* begin ENTRIES SUPPLIED *
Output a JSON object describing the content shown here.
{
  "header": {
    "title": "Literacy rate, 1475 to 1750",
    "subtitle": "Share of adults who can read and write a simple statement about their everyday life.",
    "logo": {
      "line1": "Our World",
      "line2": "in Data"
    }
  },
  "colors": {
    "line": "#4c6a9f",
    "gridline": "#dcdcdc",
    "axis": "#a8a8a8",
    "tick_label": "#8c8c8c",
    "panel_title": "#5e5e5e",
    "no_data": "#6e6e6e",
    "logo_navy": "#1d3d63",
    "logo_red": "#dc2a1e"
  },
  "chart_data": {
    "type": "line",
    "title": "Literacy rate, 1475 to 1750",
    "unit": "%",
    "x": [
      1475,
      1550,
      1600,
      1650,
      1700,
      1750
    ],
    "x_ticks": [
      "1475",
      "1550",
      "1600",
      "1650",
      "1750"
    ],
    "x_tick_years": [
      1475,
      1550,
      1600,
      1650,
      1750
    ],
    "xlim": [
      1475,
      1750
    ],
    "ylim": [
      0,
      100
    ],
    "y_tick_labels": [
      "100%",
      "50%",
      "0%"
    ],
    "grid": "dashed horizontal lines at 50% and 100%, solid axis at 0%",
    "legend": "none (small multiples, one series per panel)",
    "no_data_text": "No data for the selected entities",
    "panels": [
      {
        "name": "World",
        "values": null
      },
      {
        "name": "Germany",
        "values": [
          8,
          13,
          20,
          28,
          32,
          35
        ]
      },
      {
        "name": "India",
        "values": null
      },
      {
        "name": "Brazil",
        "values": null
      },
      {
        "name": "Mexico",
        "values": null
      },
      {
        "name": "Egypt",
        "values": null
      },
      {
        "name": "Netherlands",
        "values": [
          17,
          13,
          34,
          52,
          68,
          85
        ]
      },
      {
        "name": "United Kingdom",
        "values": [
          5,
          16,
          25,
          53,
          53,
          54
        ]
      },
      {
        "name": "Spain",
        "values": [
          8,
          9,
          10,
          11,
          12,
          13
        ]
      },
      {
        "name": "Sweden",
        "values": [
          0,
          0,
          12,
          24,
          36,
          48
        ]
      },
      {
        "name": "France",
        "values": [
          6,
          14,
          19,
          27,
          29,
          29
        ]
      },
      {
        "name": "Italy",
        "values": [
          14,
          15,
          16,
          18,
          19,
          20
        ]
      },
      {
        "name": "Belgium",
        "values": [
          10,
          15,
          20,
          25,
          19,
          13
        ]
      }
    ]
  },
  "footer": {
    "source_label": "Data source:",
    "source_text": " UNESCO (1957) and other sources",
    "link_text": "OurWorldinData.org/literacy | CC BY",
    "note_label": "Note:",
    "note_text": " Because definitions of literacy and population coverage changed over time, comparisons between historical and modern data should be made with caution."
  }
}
* end ENTRIES SUPPLIED *
• [TASK TO COMPLETE]: List every line in the records above that contains the word "axis".

• [FINISHED EXERCISE]:
    "axis": "#a8a8a8",
    "grid": "dashed horizontal lines at 50% and 100%, solid axis at 0%",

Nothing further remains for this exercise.